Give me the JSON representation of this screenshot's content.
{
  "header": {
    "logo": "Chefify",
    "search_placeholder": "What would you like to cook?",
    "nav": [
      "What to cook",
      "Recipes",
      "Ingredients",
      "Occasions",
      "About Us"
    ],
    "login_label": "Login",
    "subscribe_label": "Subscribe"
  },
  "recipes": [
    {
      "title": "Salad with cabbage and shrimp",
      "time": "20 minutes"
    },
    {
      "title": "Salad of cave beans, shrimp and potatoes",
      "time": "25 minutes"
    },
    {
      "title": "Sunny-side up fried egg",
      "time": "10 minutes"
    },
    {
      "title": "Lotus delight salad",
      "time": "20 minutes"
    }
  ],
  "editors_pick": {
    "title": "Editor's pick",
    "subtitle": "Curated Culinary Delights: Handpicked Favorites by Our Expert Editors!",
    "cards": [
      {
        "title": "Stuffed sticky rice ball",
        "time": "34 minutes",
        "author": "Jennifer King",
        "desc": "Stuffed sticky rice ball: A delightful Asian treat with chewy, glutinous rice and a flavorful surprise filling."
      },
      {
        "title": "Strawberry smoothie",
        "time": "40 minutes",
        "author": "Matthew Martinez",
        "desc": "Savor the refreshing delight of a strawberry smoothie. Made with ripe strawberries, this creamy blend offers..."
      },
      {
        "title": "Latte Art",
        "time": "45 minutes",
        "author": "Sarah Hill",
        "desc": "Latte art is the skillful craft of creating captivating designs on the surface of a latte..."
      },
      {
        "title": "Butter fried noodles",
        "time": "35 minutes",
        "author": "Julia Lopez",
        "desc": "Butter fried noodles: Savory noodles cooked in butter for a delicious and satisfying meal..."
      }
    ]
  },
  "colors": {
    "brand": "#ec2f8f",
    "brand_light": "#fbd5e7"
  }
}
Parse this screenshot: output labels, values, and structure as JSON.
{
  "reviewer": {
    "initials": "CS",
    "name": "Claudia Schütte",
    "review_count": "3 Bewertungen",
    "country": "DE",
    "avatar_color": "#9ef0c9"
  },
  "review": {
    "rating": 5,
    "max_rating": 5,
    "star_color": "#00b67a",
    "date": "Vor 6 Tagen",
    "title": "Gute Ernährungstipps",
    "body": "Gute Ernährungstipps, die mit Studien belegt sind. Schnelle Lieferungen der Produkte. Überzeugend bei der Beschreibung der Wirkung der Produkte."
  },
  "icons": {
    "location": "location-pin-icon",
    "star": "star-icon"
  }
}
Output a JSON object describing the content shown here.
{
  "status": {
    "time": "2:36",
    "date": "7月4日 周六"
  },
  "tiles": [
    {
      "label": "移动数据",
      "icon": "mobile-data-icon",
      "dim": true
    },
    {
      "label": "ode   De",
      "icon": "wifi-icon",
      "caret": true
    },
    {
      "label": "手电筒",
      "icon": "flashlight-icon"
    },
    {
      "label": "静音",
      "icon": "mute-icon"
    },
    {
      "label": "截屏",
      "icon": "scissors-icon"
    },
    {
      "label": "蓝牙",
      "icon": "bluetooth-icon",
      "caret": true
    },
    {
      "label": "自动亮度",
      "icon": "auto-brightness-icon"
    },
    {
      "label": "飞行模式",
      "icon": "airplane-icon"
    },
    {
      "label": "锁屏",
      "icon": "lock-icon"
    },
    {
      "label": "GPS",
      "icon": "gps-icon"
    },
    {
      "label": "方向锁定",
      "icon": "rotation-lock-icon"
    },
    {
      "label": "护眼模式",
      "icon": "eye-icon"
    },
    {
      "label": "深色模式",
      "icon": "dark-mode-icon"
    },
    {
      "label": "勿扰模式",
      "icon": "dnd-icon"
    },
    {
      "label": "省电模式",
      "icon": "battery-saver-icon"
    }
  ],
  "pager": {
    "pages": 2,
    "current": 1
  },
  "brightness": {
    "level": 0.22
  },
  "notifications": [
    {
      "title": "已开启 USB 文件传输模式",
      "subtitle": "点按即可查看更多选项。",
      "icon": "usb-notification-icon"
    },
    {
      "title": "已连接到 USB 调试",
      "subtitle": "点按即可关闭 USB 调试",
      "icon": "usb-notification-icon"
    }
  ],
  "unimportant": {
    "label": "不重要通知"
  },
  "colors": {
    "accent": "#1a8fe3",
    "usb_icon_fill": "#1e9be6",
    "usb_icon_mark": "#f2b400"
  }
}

• • • • • • •

### EXERCISE BRIEF
Every line above that contains the word "content" should be reported.

### ANSWER TO THIS EXERCISE
Give me the JSON representation of this screenshot's content.
Output a JSON object describing the content shown here.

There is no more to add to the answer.